Written request:
Copy out every record precisely.
-- BEGIN Data in this exercise --
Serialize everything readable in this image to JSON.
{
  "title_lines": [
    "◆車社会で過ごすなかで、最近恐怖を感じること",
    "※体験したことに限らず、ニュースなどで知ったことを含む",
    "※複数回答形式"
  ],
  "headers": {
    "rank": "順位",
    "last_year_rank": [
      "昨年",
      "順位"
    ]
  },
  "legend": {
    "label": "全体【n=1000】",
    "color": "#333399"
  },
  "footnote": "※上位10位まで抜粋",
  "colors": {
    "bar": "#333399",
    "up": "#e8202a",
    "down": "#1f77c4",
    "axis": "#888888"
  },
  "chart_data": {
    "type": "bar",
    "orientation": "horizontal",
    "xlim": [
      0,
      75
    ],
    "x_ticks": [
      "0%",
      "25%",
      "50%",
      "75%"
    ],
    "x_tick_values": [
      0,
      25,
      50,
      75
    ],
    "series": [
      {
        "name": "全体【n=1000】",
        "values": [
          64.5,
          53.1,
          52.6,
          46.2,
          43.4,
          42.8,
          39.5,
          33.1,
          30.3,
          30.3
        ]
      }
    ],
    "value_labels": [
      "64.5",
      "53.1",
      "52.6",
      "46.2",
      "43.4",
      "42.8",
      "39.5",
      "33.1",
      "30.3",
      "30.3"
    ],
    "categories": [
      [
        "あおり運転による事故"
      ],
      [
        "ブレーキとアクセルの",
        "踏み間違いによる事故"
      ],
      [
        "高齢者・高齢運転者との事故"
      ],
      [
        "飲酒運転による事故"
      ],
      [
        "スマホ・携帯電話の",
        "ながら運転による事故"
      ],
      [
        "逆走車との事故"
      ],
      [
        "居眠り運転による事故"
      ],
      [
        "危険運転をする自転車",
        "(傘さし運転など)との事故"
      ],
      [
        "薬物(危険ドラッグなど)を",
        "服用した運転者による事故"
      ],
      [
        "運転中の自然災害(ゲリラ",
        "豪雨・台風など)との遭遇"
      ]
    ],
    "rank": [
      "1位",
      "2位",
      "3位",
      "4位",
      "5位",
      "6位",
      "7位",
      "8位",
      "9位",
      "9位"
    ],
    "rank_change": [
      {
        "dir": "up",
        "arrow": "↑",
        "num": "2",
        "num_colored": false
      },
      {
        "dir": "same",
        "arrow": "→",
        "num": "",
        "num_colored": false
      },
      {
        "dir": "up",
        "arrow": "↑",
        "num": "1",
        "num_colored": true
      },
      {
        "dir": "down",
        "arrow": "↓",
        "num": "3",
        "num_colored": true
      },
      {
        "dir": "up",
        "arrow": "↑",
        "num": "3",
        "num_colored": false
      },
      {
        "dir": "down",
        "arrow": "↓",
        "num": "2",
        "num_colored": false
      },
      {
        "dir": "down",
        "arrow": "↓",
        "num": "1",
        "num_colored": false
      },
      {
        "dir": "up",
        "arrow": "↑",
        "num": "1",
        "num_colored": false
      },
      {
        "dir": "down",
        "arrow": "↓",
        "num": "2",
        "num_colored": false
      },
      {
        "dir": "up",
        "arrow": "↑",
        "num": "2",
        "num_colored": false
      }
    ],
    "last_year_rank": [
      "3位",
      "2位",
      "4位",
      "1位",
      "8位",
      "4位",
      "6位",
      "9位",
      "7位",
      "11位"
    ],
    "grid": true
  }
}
-- END Data in this exercise --
Solved exercise:
Serialize everything readable in this image to JSON.
{
  "title_lines": [
    "◆車社会で過ごすなかで、最近恐怖を感じること",
    "※体験したことに限らず、ニュースなどで知ったことを含む",
    "※複数回答形式"
  ],
  "headers": {
    "rank": "順位",
    "last_year_rank": [
      "昨年",
      "順位"
    ]
  },
  "legend": {
    "label": "全体【n=1000】",
    "color": "#333399"
  },
  "footnote": "※上位10位まで抜粋",
  "colors": {
    "bar": "#333399",
    "up": "#e8202a",
    "down": "#1f77c4",
    "axis": "#888888"
  },
  "chart_data": {
    "type": "bar",
    "orientation": "horizontal",
    "xlim": [
      0,
      75
    ],
    "x_ticks": [
      "0%",
      "25%",
      "50%",
      "75%"
    ],
    "x_tick_values": [
      0,
      25,
      50,
      75
    ],
    "series": [
      {
        "name": "全体【n=1000】",
        "values": [
          64.5,
          53.1,
          52.6,
          46.2,
          43.4,
          42.8,
          39.5,
          33.1,
          30.3,
          30.3
        ]
      }
    ],
    "value_labels": [
      "64.5",
      "53.1",
      "52.6",
      "46.2",
      "43.4",
      "42.8",
      "39.5",
      "33.1",
      "30.3",
      "30.3"
    ],
    "categories": [
      [
        "あおり運転による事故"
      ],
      [
        "ブレーキとアクセルの",
        "踏み間違いによる事故"
      ],
      [
        "高齢者・高齢運転者との事故"
      ],
      [
        "飲酒運転による事故"
      ],
      [
        "スマホ・携帯電話の",
        "ながら運転による事故"
      ],
      [
        "逆走車との事故"
      ],
      [
        "居眠り運転による事故"
      ],
      [
        "危険運転をする自転車",
        "(傘さし運転など)との事故"
      ],
      [
        "薬物(危険ドラッグなど)を",
        "服用した運転者による事故"
      ],
      [
        "運転中の自然災害(ゲリラ",
        "豪雨・台風など)との遭遇"
      ]
    ],
    "rank": [
      "1位",
      "2位",
      "3位",
      "4位",
      "5位",
      "6位",
      "7位",
      "8位",
      "9位",
      "9位"
    ],
    "rank_change": [
      {
        "dir": "up",
        "arrow": "↑",
        "num": "2",
        "num_colored": false
      },
      {
        "dir": "same",
        "arrow": "→",
        "num": "",
        "num_colored": false
      },
      {
        "dir": "up",
        "arrow": "↑",
        "num": "1",
        "num_colored": true
      },
      {
        "dir": "down",
        "arrow": "↓",
        "num": "3",
        "num_colored": true
      },
      {
        "dir": "up",
        "arrow": "↑",
        "num": "3",
        "num_colored": false
      },
      {
        "dir": "down",
        "arrow": "↓",
        "num": "2",
        "num_colored": false
      },
      {
        "dir": "down",
        "arrow": "↓",
        "num": "1",
        "num_colored": false
      },
      {
        "dir": "up",
        "arrow": "↑",
        "num": "1",
        "num_colored": false
      },
      {
        "dir": "down",
        "arrow": "↓",
        "num": "2",
        "num_colored": false
      },
      {
        "dir": "up",
        "arrow": "↑",
        "num": "2",
        "num_colored": false
      }
    ],
    "last_year_rank": [
      "3位",
      "2位",
      "4位",
      "1位",
      "8位",
      "4位",
      "6位",
      "9位",
      "7位",
      "11位"
    ],
    "grid": true
  }
}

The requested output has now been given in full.